## Requirement
Select every line below containing the word "Total".

─── Dataset records ───

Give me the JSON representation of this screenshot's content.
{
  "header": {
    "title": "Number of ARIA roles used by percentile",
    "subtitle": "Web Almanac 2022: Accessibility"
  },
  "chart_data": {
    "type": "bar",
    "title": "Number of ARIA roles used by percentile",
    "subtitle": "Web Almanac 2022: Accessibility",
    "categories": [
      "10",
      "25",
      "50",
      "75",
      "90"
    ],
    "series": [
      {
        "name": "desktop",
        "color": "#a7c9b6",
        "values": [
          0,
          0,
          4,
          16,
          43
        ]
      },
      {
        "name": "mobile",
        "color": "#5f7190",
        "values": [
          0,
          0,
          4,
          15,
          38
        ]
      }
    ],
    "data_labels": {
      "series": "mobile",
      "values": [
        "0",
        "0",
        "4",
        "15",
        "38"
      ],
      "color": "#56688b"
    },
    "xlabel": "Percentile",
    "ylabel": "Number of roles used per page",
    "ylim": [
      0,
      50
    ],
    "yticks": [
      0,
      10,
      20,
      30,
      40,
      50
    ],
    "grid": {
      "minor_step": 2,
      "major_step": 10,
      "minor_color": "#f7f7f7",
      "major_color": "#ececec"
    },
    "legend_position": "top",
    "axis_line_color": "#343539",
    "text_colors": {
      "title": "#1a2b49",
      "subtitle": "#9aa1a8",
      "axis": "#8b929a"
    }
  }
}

───
─── Dataset records ───

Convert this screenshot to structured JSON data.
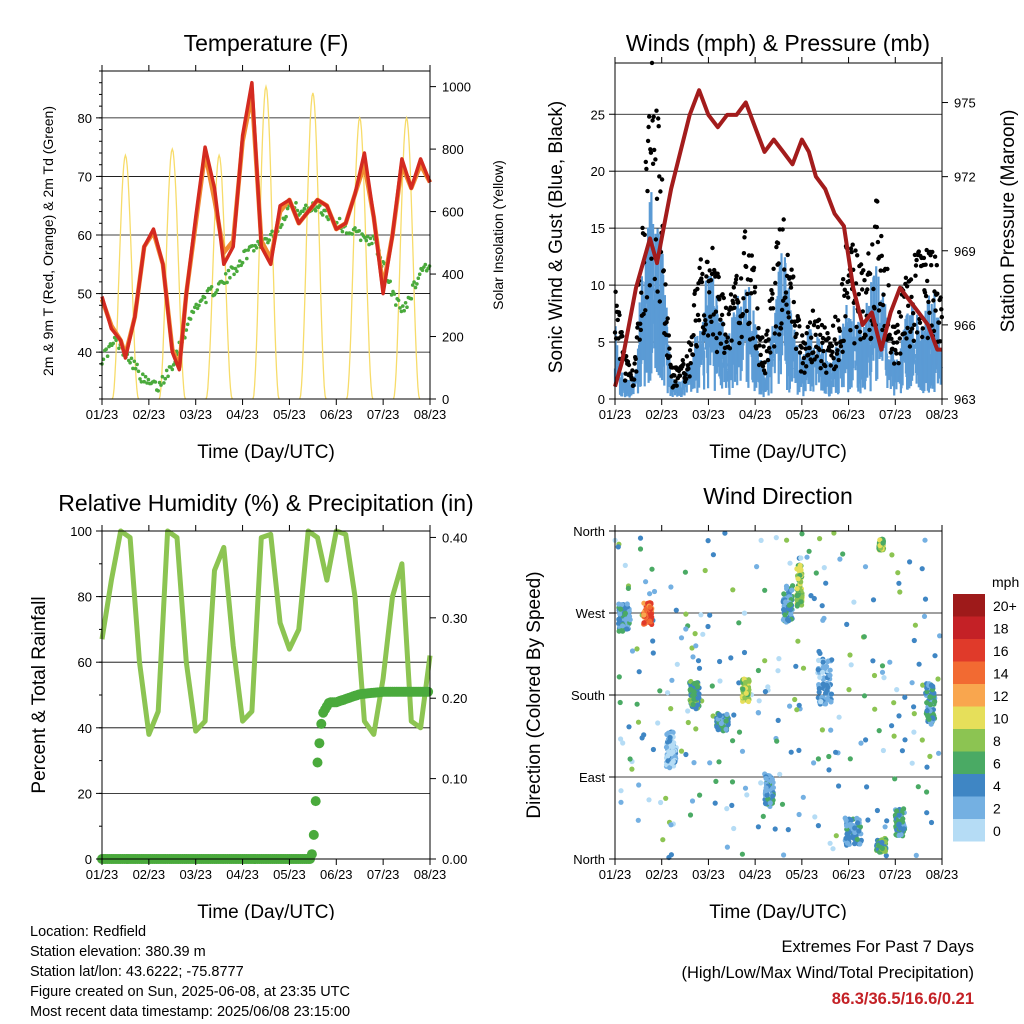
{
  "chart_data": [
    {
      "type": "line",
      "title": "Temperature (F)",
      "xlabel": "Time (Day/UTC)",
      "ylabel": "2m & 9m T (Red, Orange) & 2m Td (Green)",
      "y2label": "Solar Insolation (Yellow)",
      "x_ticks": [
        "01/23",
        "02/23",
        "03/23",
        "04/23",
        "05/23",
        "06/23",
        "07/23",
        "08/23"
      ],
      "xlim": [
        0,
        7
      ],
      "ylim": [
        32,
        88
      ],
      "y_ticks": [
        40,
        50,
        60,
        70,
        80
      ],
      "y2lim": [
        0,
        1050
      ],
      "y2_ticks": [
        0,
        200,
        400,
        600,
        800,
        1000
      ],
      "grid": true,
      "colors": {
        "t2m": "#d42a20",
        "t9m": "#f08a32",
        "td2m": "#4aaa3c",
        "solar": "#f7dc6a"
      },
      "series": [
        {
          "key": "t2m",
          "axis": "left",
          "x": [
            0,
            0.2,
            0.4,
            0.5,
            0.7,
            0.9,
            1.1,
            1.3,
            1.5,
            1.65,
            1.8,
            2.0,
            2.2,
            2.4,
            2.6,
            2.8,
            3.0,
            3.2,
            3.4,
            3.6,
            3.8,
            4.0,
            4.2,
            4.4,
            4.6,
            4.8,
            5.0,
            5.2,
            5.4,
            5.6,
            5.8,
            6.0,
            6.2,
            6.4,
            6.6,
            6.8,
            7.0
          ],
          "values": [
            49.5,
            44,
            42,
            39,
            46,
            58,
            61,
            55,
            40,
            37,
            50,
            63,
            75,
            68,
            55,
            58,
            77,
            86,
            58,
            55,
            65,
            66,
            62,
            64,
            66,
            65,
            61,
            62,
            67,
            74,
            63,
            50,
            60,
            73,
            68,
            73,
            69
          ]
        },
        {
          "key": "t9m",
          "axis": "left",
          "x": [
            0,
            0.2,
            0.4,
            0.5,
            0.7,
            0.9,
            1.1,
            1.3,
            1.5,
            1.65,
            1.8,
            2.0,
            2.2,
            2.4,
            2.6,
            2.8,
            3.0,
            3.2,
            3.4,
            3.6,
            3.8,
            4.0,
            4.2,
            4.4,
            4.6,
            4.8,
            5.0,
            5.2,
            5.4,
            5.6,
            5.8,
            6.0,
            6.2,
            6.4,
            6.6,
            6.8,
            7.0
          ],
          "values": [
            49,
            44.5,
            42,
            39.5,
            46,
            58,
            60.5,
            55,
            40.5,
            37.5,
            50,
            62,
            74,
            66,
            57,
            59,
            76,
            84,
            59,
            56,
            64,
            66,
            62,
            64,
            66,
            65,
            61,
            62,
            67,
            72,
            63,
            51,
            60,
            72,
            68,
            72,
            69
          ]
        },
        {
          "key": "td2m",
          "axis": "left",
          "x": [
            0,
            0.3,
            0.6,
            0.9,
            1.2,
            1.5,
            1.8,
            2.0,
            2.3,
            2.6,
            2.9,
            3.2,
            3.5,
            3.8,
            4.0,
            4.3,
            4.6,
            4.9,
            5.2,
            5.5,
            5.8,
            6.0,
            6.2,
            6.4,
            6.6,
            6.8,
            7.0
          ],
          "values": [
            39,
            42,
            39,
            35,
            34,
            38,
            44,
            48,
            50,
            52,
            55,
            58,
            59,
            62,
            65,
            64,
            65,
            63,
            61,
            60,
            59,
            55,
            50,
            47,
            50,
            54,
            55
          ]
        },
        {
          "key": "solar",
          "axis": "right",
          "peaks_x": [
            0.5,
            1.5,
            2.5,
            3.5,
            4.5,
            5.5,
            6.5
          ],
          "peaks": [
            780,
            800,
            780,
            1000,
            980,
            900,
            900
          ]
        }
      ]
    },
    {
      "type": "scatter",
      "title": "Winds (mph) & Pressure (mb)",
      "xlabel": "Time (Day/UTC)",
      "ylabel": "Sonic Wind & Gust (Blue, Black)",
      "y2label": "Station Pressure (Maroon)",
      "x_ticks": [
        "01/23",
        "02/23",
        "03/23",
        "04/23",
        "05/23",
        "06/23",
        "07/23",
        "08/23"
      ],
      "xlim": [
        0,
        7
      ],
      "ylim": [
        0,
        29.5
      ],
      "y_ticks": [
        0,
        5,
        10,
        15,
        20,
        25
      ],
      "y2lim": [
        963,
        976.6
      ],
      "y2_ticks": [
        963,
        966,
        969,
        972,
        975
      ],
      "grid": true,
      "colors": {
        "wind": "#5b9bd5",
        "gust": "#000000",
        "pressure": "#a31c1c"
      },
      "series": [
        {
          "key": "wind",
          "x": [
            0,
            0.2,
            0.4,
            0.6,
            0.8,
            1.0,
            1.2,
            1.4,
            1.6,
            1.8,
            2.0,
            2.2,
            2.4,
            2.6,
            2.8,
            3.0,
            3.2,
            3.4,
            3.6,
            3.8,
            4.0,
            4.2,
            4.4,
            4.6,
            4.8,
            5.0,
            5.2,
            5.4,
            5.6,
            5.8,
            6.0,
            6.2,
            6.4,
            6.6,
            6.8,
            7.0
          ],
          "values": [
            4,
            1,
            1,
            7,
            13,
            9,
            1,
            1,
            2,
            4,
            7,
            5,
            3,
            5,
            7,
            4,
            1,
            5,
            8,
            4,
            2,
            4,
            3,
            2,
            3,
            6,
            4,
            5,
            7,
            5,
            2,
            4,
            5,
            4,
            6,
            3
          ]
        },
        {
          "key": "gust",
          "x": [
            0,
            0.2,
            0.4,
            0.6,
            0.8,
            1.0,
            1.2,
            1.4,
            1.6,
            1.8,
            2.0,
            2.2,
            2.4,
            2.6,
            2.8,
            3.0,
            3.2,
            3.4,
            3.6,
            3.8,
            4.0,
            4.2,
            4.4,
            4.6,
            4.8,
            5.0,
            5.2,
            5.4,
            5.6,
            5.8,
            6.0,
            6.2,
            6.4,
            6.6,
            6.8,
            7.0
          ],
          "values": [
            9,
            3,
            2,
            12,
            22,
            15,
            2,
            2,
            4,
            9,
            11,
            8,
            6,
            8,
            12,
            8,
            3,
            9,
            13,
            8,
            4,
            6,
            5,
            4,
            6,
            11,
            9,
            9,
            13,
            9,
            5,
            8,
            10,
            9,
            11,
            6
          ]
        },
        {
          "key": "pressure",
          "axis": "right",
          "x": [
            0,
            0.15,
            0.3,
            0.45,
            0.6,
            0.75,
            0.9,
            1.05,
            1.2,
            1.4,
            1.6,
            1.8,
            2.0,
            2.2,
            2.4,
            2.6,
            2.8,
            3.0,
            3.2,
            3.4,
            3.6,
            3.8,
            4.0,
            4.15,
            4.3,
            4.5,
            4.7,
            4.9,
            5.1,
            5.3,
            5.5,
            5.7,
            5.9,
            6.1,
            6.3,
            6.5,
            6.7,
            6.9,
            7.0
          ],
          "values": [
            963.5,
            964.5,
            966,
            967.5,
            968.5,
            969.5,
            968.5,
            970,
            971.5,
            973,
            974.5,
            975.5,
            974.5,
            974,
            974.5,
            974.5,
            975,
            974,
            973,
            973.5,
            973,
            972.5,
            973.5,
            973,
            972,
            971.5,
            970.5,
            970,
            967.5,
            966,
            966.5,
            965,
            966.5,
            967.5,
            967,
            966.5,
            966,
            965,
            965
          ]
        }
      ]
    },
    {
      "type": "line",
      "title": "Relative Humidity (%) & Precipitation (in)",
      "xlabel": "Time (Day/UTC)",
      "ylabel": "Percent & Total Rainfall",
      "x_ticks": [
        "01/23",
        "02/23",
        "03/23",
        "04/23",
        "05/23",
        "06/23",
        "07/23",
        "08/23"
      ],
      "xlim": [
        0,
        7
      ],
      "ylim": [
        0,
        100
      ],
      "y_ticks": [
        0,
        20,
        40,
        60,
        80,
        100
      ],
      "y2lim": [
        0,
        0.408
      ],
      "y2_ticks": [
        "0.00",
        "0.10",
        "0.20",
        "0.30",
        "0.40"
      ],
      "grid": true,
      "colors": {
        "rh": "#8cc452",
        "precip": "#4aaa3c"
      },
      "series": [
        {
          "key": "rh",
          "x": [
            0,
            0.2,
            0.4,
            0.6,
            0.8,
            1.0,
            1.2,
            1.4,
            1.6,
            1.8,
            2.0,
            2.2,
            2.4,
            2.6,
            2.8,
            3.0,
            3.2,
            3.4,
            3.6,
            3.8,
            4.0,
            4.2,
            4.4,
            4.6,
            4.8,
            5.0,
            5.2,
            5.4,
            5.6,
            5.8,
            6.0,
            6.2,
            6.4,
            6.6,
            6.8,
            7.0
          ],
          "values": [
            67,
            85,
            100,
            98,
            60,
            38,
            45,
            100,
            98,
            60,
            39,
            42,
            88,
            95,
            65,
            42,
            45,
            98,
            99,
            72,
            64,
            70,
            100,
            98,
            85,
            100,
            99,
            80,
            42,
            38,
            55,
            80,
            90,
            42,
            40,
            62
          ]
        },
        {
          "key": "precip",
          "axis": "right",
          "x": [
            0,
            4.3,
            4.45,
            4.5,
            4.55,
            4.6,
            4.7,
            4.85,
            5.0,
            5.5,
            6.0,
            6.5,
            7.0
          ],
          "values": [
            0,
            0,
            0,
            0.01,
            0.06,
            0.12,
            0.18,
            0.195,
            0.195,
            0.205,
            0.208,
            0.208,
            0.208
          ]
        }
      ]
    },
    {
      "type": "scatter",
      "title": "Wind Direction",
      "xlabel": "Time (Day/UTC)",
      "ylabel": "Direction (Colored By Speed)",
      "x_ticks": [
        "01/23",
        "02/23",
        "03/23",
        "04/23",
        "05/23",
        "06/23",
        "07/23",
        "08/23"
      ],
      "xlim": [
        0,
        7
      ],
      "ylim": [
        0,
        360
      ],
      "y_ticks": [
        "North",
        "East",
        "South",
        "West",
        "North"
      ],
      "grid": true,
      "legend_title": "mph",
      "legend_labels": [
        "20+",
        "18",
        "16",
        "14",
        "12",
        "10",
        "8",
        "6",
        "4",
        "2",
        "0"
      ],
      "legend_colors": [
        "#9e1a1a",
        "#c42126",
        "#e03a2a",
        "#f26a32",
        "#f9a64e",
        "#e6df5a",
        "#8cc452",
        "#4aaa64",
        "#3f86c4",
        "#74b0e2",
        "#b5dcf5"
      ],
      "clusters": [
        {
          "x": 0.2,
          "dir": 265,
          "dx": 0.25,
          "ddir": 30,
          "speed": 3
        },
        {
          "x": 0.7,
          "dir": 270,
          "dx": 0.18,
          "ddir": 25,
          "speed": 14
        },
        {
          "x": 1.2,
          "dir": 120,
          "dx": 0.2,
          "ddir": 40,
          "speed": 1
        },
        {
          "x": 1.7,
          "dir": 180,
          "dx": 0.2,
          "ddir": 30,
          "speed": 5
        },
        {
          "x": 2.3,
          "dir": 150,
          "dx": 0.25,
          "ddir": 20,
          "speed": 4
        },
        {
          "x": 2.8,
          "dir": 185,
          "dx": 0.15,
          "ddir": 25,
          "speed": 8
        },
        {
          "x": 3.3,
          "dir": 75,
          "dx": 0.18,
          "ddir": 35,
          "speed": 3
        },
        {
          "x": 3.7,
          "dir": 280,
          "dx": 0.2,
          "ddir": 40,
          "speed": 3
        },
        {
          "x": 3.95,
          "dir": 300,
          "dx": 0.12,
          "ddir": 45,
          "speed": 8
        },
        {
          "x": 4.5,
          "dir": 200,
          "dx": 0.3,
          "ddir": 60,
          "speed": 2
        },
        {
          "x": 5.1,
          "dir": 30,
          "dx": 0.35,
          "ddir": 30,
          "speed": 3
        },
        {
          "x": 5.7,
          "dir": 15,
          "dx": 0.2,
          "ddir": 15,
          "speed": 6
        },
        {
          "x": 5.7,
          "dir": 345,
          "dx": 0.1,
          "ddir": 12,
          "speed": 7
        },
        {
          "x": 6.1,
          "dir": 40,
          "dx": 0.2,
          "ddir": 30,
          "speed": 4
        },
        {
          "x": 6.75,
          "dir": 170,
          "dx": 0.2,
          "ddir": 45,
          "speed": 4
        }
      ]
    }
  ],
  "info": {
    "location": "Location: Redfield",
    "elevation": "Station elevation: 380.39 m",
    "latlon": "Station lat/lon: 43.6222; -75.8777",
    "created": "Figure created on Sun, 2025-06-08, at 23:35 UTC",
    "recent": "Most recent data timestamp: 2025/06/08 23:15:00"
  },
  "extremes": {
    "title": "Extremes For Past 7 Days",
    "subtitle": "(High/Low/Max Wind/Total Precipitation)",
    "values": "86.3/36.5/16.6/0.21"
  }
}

───

## Full output
      "ylabel": "Percent & Total Rainfall",
    "subtitle": "(High/Low/Max Wind/Total Precipitation)",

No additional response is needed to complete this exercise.